Your instructions:
How many of the lines below contain "JSON"? Answer with that number alone.

Supplied data:
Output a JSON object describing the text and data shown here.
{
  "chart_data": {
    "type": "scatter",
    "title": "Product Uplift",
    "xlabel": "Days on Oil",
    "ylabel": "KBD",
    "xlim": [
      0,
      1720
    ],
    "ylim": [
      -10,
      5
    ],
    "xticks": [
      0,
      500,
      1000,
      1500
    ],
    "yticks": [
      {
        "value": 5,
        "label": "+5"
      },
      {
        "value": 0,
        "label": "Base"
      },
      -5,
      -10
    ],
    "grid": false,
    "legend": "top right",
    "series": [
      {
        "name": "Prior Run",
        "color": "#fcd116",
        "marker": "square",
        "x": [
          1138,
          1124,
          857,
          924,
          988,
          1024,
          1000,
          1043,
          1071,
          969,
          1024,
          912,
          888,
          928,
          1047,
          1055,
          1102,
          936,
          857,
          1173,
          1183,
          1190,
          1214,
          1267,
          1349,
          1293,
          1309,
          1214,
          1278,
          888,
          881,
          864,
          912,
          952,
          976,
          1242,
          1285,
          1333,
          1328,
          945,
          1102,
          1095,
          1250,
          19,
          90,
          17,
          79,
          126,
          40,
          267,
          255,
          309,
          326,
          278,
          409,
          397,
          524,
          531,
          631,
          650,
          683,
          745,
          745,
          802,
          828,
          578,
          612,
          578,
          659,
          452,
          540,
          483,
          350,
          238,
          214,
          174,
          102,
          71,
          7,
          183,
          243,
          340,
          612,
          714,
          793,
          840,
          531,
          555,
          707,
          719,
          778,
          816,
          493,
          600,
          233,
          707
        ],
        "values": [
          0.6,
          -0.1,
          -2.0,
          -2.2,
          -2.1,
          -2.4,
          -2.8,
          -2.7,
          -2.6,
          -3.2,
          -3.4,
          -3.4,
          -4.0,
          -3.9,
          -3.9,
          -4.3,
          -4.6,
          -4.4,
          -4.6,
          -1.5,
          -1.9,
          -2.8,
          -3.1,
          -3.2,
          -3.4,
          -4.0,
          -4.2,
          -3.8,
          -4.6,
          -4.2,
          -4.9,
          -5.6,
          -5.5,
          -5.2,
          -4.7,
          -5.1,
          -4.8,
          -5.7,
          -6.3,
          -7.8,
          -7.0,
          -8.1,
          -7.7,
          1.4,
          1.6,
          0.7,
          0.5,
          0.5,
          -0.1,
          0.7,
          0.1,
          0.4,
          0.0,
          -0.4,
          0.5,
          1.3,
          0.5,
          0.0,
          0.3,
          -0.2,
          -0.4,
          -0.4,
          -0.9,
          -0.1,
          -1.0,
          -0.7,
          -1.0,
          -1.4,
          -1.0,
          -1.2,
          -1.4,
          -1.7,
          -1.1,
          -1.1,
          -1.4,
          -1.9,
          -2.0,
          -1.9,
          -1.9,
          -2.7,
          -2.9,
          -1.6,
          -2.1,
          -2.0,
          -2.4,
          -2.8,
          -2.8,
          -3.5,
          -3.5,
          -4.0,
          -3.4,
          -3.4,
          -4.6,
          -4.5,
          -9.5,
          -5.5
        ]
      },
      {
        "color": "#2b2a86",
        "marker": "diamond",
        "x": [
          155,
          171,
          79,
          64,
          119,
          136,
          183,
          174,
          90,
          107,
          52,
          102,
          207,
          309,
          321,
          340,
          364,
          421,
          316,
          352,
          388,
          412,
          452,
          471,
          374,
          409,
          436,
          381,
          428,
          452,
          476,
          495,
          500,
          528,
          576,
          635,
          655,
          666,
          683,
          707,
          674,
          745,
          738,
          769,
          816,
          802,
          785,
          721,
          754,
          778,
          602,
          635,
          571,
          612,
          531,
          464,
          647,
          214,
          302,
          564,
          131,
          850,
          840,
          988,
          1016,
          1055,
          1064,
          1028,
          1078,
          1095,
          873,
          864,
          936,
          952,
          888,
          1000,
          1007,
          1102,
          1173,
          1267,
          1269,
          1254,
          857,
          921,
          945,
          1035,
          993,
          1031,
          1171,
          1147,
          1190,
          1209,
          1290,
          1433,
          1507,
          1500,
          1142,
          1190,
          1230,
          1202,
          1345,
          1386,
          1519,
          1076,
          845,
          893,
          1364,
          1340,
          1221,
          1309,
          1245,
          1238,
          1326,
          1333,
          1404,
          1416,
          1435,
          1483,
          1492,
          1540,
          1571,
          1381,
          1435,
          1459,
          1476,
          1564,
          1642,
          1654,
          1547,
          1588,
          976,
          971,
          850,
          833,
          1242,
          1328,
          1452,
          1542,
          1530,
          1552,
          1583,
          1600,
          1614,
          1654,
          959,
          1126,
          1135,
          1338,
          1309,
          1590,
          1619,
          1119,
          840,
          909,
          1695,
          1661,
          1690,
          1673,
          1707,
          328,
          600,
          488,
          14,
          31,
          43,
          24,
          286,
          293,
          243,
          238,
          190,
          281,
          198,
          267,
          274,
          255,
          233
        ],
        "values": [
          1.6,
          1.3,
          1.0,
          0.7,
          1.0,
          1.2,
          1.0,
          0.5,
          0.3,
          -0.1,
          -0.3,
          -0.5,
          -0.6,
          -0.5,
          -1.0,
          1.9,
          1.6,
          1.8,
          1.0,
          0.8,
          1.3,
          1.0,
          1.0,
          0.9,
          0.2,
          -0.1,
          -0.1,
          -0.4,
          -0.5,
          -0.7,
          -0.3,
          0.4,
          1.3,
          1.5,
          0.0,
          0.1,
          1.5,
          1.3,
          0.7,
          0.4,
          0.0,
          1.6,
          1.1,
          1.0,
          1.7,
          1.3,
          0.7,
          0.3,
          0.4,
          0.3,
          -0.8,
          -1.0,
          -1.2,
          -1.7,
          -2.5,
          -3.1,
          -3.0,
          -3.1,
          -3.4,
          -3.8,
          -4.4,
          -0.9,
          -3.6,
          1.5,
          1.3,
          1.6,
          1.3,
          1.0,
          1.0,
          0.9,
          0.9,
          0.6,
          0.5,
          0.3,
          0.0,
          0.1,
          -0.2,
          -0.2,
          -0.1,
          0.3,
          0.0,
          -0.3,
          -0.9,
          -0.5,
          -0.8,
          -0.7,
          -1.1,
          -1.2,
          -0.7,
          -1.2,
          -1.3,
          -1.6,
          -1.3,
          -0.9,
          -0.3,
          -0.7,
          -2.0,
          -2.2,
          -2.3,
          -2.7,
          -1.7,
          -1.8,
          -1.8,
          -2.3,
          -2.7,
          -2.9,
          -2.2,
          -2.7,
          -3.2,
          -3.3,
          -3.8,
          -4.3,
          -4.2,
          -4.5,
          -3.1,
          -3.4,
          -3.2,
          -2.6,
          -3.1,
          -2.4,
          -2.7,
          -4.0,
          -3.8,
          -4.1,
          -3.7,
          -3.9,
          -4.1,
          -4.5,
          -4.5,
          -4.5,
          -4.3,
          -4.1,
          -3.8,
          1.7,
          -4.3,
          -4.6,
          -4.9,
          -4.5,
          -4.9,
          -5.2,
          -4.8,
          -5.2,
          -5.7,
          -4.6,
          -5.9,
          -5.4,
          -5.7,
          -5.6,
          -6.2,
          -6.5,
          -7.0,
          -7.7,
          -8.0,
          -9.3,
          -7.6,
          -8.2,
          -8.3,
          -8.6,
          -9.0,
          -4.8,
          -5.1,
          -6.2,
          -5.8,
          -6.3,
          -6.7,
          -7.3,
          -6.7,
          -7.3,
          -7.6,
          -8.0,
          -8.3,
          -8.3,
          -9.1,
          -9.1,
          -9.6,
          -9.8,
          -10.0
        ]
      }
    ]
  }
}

--

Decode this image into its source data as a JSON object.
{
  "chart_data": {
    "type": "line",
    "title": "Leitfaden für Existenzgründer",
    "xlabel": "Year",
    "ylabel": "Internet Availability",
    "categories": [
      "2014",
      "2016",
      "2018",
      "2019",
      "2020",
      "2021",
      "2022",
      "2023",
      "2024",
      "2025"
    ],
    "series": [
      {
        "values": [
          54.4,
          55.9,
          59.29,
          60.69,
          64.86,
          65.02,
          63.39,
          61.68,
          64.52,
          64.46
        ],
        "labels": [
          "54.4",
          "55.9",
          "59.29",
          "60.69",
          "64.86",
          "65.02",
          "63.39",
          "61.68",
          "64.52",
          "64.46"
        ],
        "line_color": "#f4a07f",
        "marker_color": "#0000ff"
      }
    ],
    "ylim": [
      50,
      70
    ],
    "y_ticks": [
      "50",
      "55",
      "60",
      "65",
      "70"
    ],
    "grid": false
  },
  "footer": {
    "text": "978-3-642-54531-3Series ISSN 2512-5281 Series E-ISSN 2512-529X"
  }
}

Finished exercise:
2